Data records
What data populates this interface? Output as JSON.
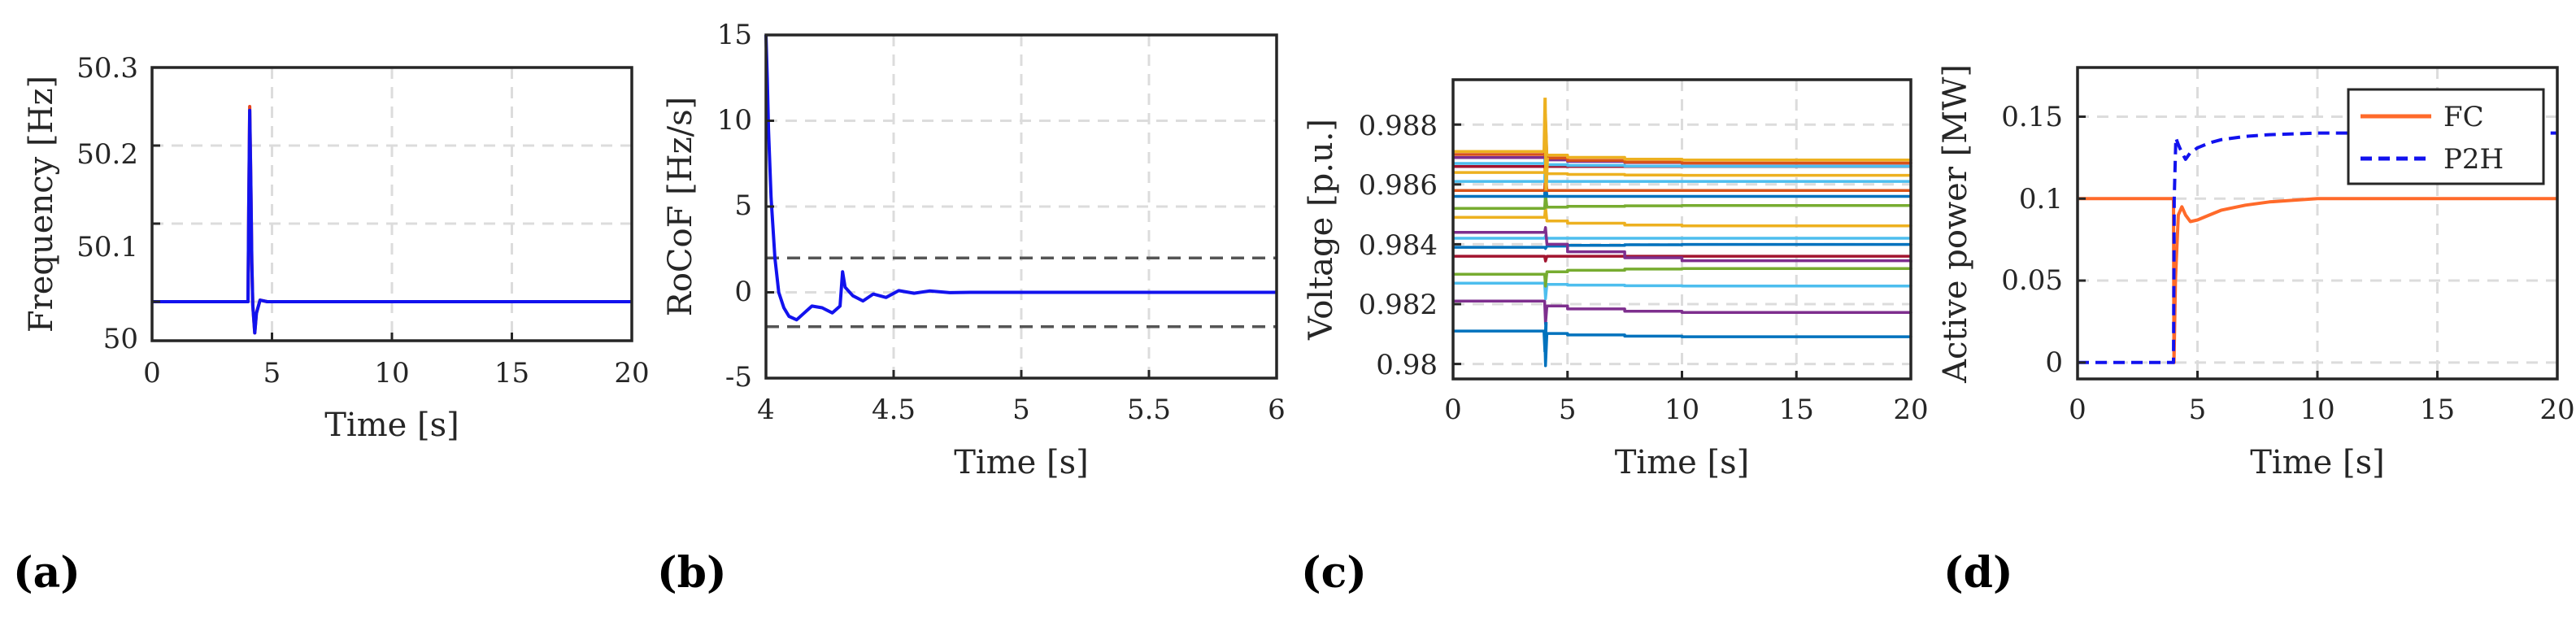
{
  "chart_data": [
    {
      "panel": "(a)",
      "type": "line",
      "xlabel": "Time [s]",
      "ylabel": "Frequency [Hz]",
      "xlim": [
        0,
        20
      ],
      "ylim": [
        49.95,
        50.3
      ],
      "xticks": [
        0,
        5,
        10,
        15,
        20
      ],
      "yticks": [
        50,
        50.1,
        50.2,
        50.3
      ],
      "xtick_labels": [
        "0",
        "5",
        "10",
        "15",
        "20"
      ],
      "ytick_labels": [
        "50",
        "50.1",
        "50.2",
        "50.3"
      ],
      "grid": true,
      "series": [
        {
          "name": "frequency (red)",
          "color": "#e8461e",
          "width": 4,
          "x": [
            0,
            4.0,
            4.03,
            4.07,
            4.12,
            4.16,
            4.2,
            4.28,
            4.35,
            4.5,
            4.8,
            5.2,
            20
          ],
          "y": [
            50,
            50,
            50.12,
            50.25,
            50.15,
            50.05,
            49.995,
            49.96,
            49.985,
            50.002,
            50.0,
            50.0,
            50.0
          ]
        },
        {
          "name": "frequency (blue)",
          "color": "#1212ee",
          "width": 4,
          "x": [
            0,
            4.0,
            4.03,
            4.07,
            4.12,
            4.16,
            4.2,
            4.28,
            4.35,
            4.5,
            4.8,
            5.2,
            20
          ],
          "y": [
            50,
            50,
            50.12,
            50.245,
            50.15,
            50.05,
            49.995,
            49.96,
            49.985,
            50.002,
            50.0,
            50.0,
            50.0
          ]
        }
      ]
    },
    {
      "panel": "(b)",
      "type": "line",
      "xlabel": "Time [s]",
      "ylabel": "RoCoF [Hz/s]",
      "xlim": [
        4,
        6
      ],
      "ylim": [
        -5,
        15
      ],
      "xticks": [
        4,
        4.5,
        5,
        5.5,
        6
      ],
      "yticks": [
        -5,
        0,
        5,
        10,
        15
      ],
      "xtick_labels": [
        "4",
        "4.5",
        "5",
        "5.5",
        "6"
      ],
      "ytick_labels": [
        "-5",
        "0",
        "5",
        "10",
        "15"
      ],
      "grid": true,
      "reference_lines": [
        {
          "y": 2,
          "color": "#555555",
          "dash": true
        },
        {
          "y": -2,
          "color": "#555555",
          "dash": true
        }
      ],
      "series": [
        {
          "name": "RoCoF",
          "color": "#1212ee",
          "width": 4,
          "x": [
            4.0,
            4.005,
            4.01,
            4.02,
            4.035,
            4.05,
            4.07,
            4.09,
            4.12,
            4.15,
            4.18,
            4.22,
            4.26,
            4.29,
            4.3,
            4.31,
            4.34,
            4.38,
            4.42,
            4.47,
            4.52,
            4.58,
            4.64,
            4.72,
            4.8,
            5.0,
            5.5,
            6.0
          ],
          "y": [
            15,
            12.5,
            9.5,
            5.5,
            2.0,
            0.0,
            -0.9,
            -1.4,
            -1.6,
            -1.2,
            -0.8,
            -0.9,
            -1.2,
            -0.8,
            1.2,
            0.3,
            -0.2,
            -0.5,
            -0.1,
            -0.3,
            0.1,
            -0.05,
            0.08,
            -0.02,
            0.0,
            0.0,
            0.0,
            0.0
          ]
        }
      ]
    },
    {
      "panel": "(c)",
      "type": "line",
      "xlabel": "Time [s]",
      "ylabel": "Voltage [p.u.]",
      "xlim": [
        0,
        20
      ],
      "ylim": [
        0.9795,
        0.9895
      ],
      "xticks": [
        0,
        5,
        10,
        15,
        20
      ],
      "yticks": [
        0.98,
        0.982,
        0.984,
        0.986,
        0.988
      ],
      "xtick_labels": [
        "0",
        "5",
        "10",
        "15",
        "20"
      ],
      "ytick_labels": [
        "0.98",
        "0.982",
        "0.984",
        "0.986",
        "0.988"
      ],
      "grid": true,
      "series": [
        {
          "name": "bus 1",
          "color": "#0072bd",
          "v0": 0.9811,
          "vend": 0.9809
        },
        {
          "name": "bus 2",
          "color": "#7e2f8e",
          "v0": 0.9821,
          "vend": 0.9817
        },
        {
          "name": "bus 3",
          "color": "#4dbeee",
          "v0": 0.9827,
          "vend": 0.9826
        },
        {
          "name": "bus 4",
          "color": "#77ac30",
          "v0": 0.983,
          "vend": 0.9832
        },
        {
          "name": "bus 5",
          "color": "#a2142f",
          "v0": 0.9836,
          "vend": 0.9836
        },
        {
          "name": "bus 6",
          "color": "#0072bd",
          "v0": 0.9839,
          "vend": 0.984
        },
        {
          "name": "bus 7",
          "color": "#4dbeee",
          "v0": 0.9842,
          "vend": 0.9842
        },
        {
          "name": "bus 8",
          "color": "#7e2f8e",
          "v0": 0.9844,
          "vend": 0.9834
        },
        {
          "name": "bus 9",
          "color": "#edb120",
          "v0": 0.9849,
          "vend": 0.9846
        },
        {
          "name": "bus 10",
          "color": "#77ac30",
          "v0": 0.9852,
          "vend": 0.9853
        },
        {
          "name": "bus 11",
          "color": "#0072bd",
          "v0": 0.9856,
          "vend": 0.9856
        },
        {
          "name": "bus 12",
          "color": "#d95319",
          "v0": 0.9858,
          "vend": 0.9858
        },
        {
          "name": "bus 13",
          "color": "#4dbeee",
          "v0": 0.9861,
          "vend": 0.9861
        },
        {
          "name": "bus 14",
          "color": "#edb120",
          "v0": 0.9864,
          "vend": 0.9863
        },
        {
          "name": "bus 15",
          "color": "#a2142f",
          "v0": 0.9866,
          "vend": 0.9866
        },
        {
          "name": "bus 16",
          "color": "#4dbeee",
          "v0": 0.9867,
          "vend": 0.9866
        },
        {
          "name": "bus 17",
          "color": "#7e2f8e",
          "v0": 0.9869,
          "vend": 0.9867
        },
        {
          "name": "bus 18",
          "color": "#d95319",
          "v0": 0.987,
          "vend": 0.9867
        },
        {
          "name": "bus 19",
          "color": "#edb120",
          "v0": 0.9871,
          "vend": 0.9868
        }
      ]
    },
    {
      "panel": "(d)",
      "type": "line",
      "xlabel": "Time [s]",
      "ylabel": "Active power [MW]",
      "xlim": [
        0,
        20
      ],
      "ylim": [
        -0.01,
        0.18
      ],
      "xticks": [
        0,
        5,
        10,
        15,
        20
      ],
      "yticks": [
        0,
        0.05,
        0.1,
        0.15
      ],
      "xtick_labels": [
        "0",
        "5",
        "10",
        "15",
        "20"
      ],
      "ytick_labels": [
        "0",
        "0.05",
        "0.1",
        "0.15"
      ],
      "grid": true,
      "legend_position": "top-right",
      "series": [
        {
          "name": "FC",
          "color": "#ff6a2a",
          "dash": false,
          "width": 4,
          "x": [
            0,
            4.0,
            4.02,
            4.08,
            4.2,
            4.35,
            4.5,
            4.7,
            5.0,
            5.5,
            6,
            7,
            8,
            9,
            10,
            12,
            20
          ],
          "y": [
            0.1,
            0.1,
            0.0,
            0.05,
            0.09,
            0.095,
            0.09,
            0.086,
            0.087,
            0.09,
            0.093,
            0.096,
            0.098,
            0.099,
            0.1,
            0.1,
            0.1
          ]
        },
        {
          "name": "P2H",
          "color": "#1212ee",
          "dash": true,
          "width": 4,
          "x": [
            0,
            3.9,
            4.0,
            4.03,
            4.1,
            4.2,
            4.35,
            4.5,
            4.7,
            5.0,
            5.5,
            6,
            7,
            8,
            9,
            10,
            12,
            20
          ],
          "y": [
            0,
            0,
            0,
            0.1,
            0.137,
            0.133,
            0.128,
            0.124,
            0.128,
            0.131,
            0.134,
            0.136,
            0.138,
            0.139,
            0.1395,
            0.14,
            0.14,
            0.14
          ]
        }
      ]
    }
  ]
}
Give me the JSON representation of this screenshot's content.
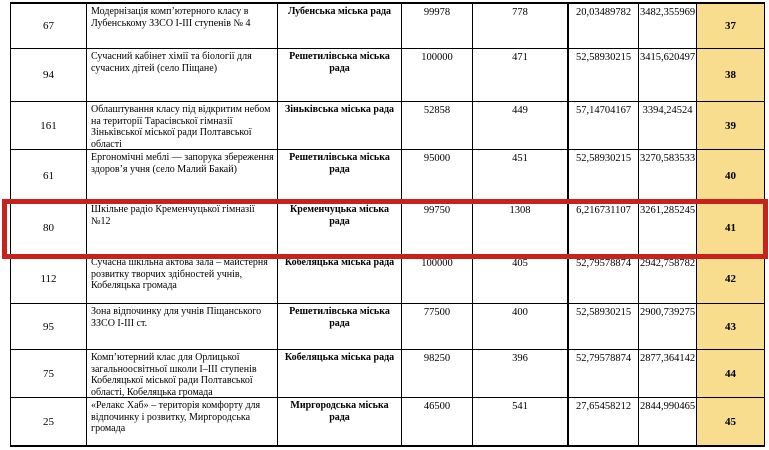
{
  "document": {
    "language": "uk",
    "description_columns": [
      "project_id",
      "project_name",
      "city_council",
      "budget",
      "votes",
      "coefficient",
      "score",
      "rank"
    ]
  },
  "colors": {
    "rank_column_bg": "#F7DD8D",
    "highlight_border": "#C8221C",
    "table_border": "#000000"
  },
  "table": {
    "rows": [
      {
        "id": "67",
        "project": "Модернізація комп’ютерного класу в Лубенському ЗЗСО І-ІІІ ступенів № 4",
        "council": "Лубенська міська рада",
        "budget": "99978",
        "votes": "778",
        "coefficient": "20,03489782",
        "score": "3482,355969",
        "rank": "37",
        "highlighted": false
      },
      {
        "id": "94",
        "project": "Сучасний кабінет хімії та біології для сучасних дітей (село Піщане)",
        "council": "Решетилівська міська рада",
        "budget": "100000",
        "votes": "471",
        "coefficient": "52,58930215",
        "score": "3415,620497",
        "rank": "38",
        "highlighted": false
      },
      {
        "id": "161",
        "project": "Облаштування класу під відкритим небом на території Тарасівської гімназії Зіньківської міської ради Полтавської області",
        "council": "Зіньківська міська рада",
        "budget": "52858",
        "votes": "449",
        "coefficient": "57,14704167",
        "score": "3394,24524",
        "rank": "39",
        "highlighted": false
      },
      {
        "id": "61",
        "project": "Ергономічні меблі — запорука збереження здоров’я учня (село Малий Бакай)",
        "council": "Решетилівська міська рада",
        "budget": "95000",
        "votes": "451",
        "coefficient": "52,58930215",
        "score": "3270,583533",
        "rank": "40",
        "highlighted": false
      },
      {
        "id": "80",
        "project": "Шкільне радіо Кременчуцької гімназії №12",
        "council": "Кременчуцька міська рада",
        "budget": "99750",
        "votes": "1308",
        "coefficient": "6,216731107",
        "score": "3261,285245",
        "rank": "41",
        "highlighted": true
      },
      {
        "id": "112",
        "project": "Сучасна шкільна актова зала – майстерня розвитку творчих здібностей учнів, Кобеляцька громада",
        "council": "Кобеляцька міська рада",
        "budget": "100000",
        "votes": "405",
        "coefficient": "52,79578874",
        "score": "2942,758782",
        "rank": "42",
        "highlighted": false
      },
      {
        "id": "95",
        "project": "Зона відпочинку для учнів Піщанського ЗЗСО І-ІІІ ст.",
        "council": "Решетилівська міська рада",
        "budget": "77500",
        "votes": "400",
        "coefficient": "52,58930215",
        "score": "2900,739275",
        "rank": "43",
        "highlighted": false
      },
      {
        "id": "75",
        "project": "Комп’ютерний клас для Орлицької загальноосвітньої школи І–ІІІ ступенів Кобеляцької міської ради Полтавської області, Кобеляцька громада",
        "council": "Кобеляцька міська рада",
        "budget": "98250",
        "votes": "396",
        "coefficient": "52,79578874",
        "score": "2877,364142",
        "rank": "44",
        "highlighted": false
      },
      {
        "id": "25",
        "project": "«Релакс Хаб» – територія комфорту для відпочинку і розвитку, Миргородська громада",
        "council": "Миргородська міська рада",
        "budget": "46500",
        "votes": "541",
        "coefficient": "27,65458212",
        "score": "2844,990465",
        "rank": "45",
        "highlighted": false
      }
    ]
  }
}
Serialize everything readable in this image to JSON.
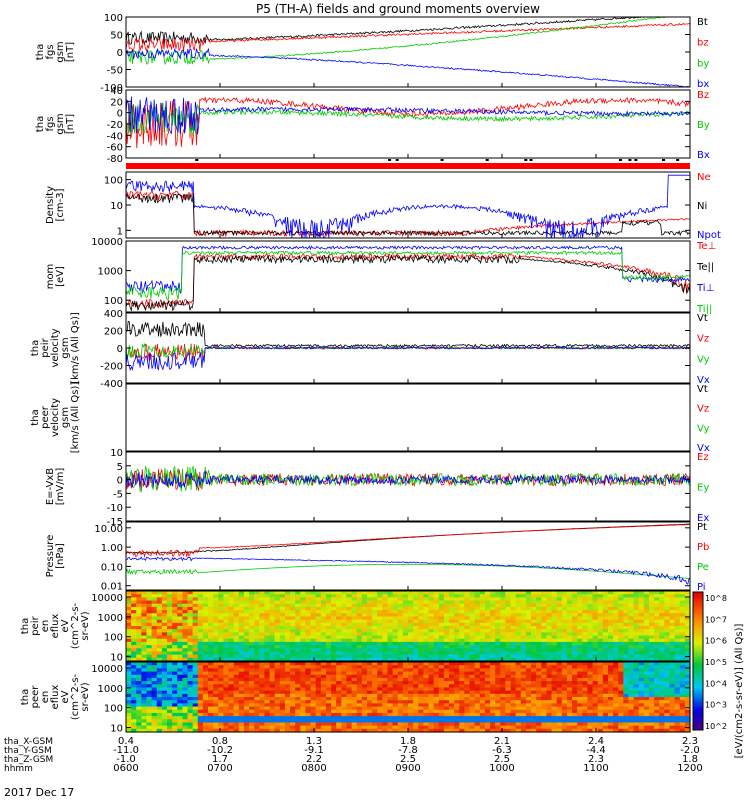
{
  "title": "P5 (TH-A) fields and ground moments overview",
  "date_label": "2017 Dec 17",
  "colorbar_label": "[eV/(cm2-s-sr-eV)] (All Qs)]",
  "colorbar_ticks": [
    "10^8",
    "10^7",
    "10^6",
    "10^5",
    "10^4",
    "10^3",
    "10^2"
  ],
  "footer": {
    "row_labels": [
      "tha_X-GSM",
      "tha_Y-GSM",
      "tha_Z-GSM",
      "hhmm"
    ],
    "columns": [
      {
        "x": "0.4",
        "y": "-11.0",
        "z": "-1.0",
        "t": "0600"
      },
      {
        "x": "0.8",
        "y": "-10.2",
        "z": "1.7",
        "t": "0700"
      },
      {
        "x": "1.3",
        "y": "-9.1",
        "z": "2.2",
        "t": "0800"
      },
      {
        "x": "1.8",
        "y": "-7.8",
        "z": "2.5",
        "t": "0900"
      },
      {
        "x": "2.1",
        "y": "-6.3",
        "z": "2.5",
        "t": "1000"
      },
      {
        "x": "2.4",
        "y": "-4.4",
        "z": "2.3",
        "t": "1100"
      },
      {
        "x": "2.3",
        "y": "-2.0",
        "z": "1.8",
        "t": "1200"
      }
    ]
  },
  "chart_data": [
    {
      "type": "line",
      "ylabel": [
        "tha",
        "fgs",
        "gsm",
        "[nT]"
      ],
      "ylim": [
        -100,
        100
      ],
      "yticks": [
        "100",
        "50",
        "0",
        "-50",
        "-100"
      ],
      "series": [
        {
          "name": "Bt",
          "color": "#000000"
        },
        {
          "name": "bz",
          "color": "#ff0000"
        },
        {
          "name": "by",
          "color": "#00cc00"
        },
        {
          "name": "bx",
          "color": "#0000ff"
        }
      ]
    },
    {
      "type": "line",
      "ylabel": [
        "tha",
        "fgs",
        "gsm",
        "[nT]"
      ],
      "ylim": [
        -80,
        40
      ],
      "yticks": [
        "40",
        "20",
        "0",
        "-20",
        "-40",
        "-60",
        "-80"
      ],
      "series": [
        {
          "name": "Bz",
          "color": "#ff0000"
        },
        {
          "name": "By",
          "color": "#00cc00"
        },
        {
          "name": "Bx",
          "color": "#0000ff"
        }
      ]
    },
    {
      "type": "line",
      "ylabel": [
        "Density",
        "[cm-3]"
      ],
      "scale": "log",
      "ylim": [
        0.5,
        200
      ],
      "yticks": [
        "100",
        "10",
        "1"
      ],
      "series": [
        {
          "name": "Ne",
          "color": "#ff0000"
        },
        {
          "name": "Ni",
          "color": "#000000"
        },
        {
          "name": "Npot",
          "color": "#0000ff"
        }
      ]
    },
    {
      "type": "line",
      "ylabel": [
        "mom",
        "[eV]"
      ],
      "scale": "log",
      "ylim": [
        40,
        10000
      ],
      "yticks": [
        "10000",
        "1000",
        "100"
      ],
      "series": [
        {
          "name": "Te⊥",
          "color": "#ff0000"
        },
        {
          "name": "Te||",
          "color": "#000000"
        },
        {
          "name": "Ti⊥",
          "color": "#0000ff"
        },
        {
          "name": "Ti||",
          "color": "#00cc00"
        }
      ]
    },
    {
      "type": "line",
      "ylabel": [
        "tha",
        "peir",
        "velocity",
        "gsm",
        "[km/s (All Qs)]"
      ],
      "ylim": [
        -400,
        400
      ],
      "yticks": [
        "400",
        "200",
        "0",
        "-200",
        "-400"
      ],
      "series": [
        {
          "name": "Vt",
          "color": "#000000"
        },
        {
          "name": "Vz",
          "color": "#ff0000"
        },
        {
          "name": "Vy",
          "color": "#00cc00"
        },
        {
          "name": "Vx",
          "color": "#0000ff"
        }
      ]
    },
    {
      "type": "line",
      "ylabel": [
        "tha",
        "peer",
        "velocity",
        "gsm",
        "[km/s (All Qs)]"
      ],
      "ylim": [
        0,
        1
      ],
      "yticks": [],
      "series": [
        {
          "name": "Vt",
          "color": "#000000"
        },
        {
          "name": "Vz",
          "color": "#ff0000"
        },
        {
          "name": "Vy",
          "color": "#00cc00"
        },
        {
          "name": "Vx",
          "color": "#0000ff"
        }
      ]
    },
    {
      "type": "line",
      "ylabel": [
        "E=-VxB",
        "[mV/m]"
      ],
      "ylim": [
        -15,
        10
      ],
      "yticks": [
        "10",
        "5",
        "0",
        "-5",
        "-10",
        "-15"
      ],
      "series": [
        {
          "name": "Ez",
          "color": "#ff0000"
        },
        {
          "name": "Ey",
          "color": "#00cc00"
        },
        {
          "name": "Ex",
          "color": "#0000ff"
        }
      ]
    },
    {
      "type": "line",
      "ylabel": [
        "Pressure",
        "[nPa]"
      ],
      "scale": "log",
      "ylim": [
        0.006,
        20
      ],
      "yticks": [
        "10.00",
        "1.00",
        "0.10",
        "0.01"
      ],
      "series": [
        {
          "name": "Pt",
          "color": "#000000"
        },
        {
          "name": "Pb",
          "color": "#ff0000"
        },
        {
          "name": "Pe",
          "color": "#00cc00"
        },
        {
          "name": "Pi",
          "color": "#0000ff"
        }
      ]
    },
    {
      "type": "heatmap",
      "ylabel": [
        "tha",
        "peir",
        "en",
        "eflux",
        "eV",
        "(cm^2-s-",
        "sr-eV)"
      ],
      "scale": "log",
      "ylim": [
        6,
        20000
      ],
      "yticks": [
        "10000",
        "1000",
        "100",
        "10"
      ]
    },
    {
      "type": "heatmap",
      "ylabel": [
        "tha",
        "peer",
        "en",
        "eflux",
        "eV",
        "(cm^2-s-",
        "sr-eV)"
      ],
      "scale": "log",
      "ylim": [
        6,
        20000
      ],
      "yticks": [
        "10000",
        "1000",
        "100",
        "10"
      ]
    }
  ]
}
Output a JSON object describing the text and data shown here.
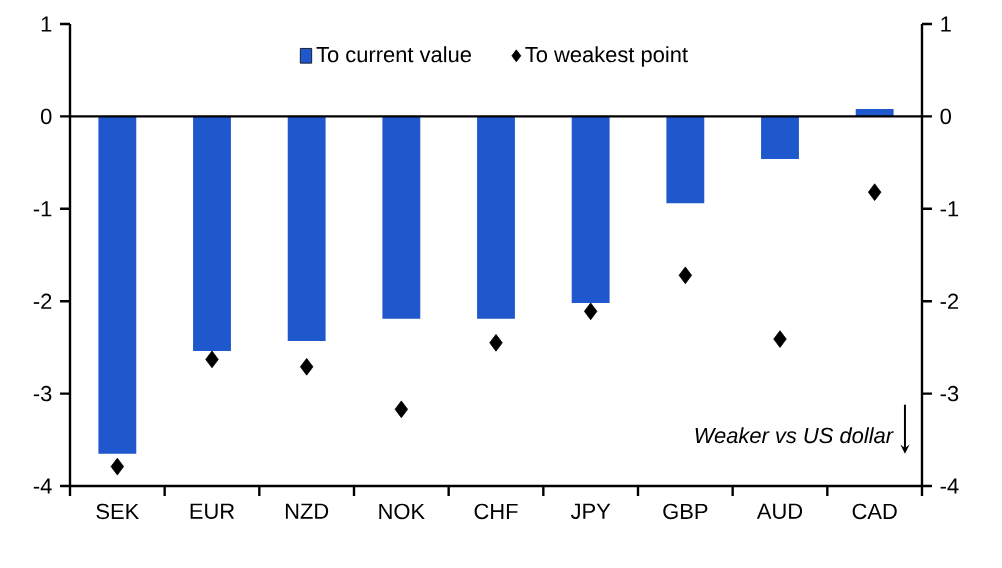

- **TASK DETAILS**
Look over the listing. Pull out every line with the string "score" in it.

- **COMPLETE OUTPUT**
      "score",
        "score": "3482,355969",
        "score": "3415,620497",
        "score": "3394,24524",
        "score": "3270,583533",
        "score": "3261,285245",
        "score": "2942,758782",
        "score": "2900,739275",
        "score": "2877,364142",
        "score": "2844,990465",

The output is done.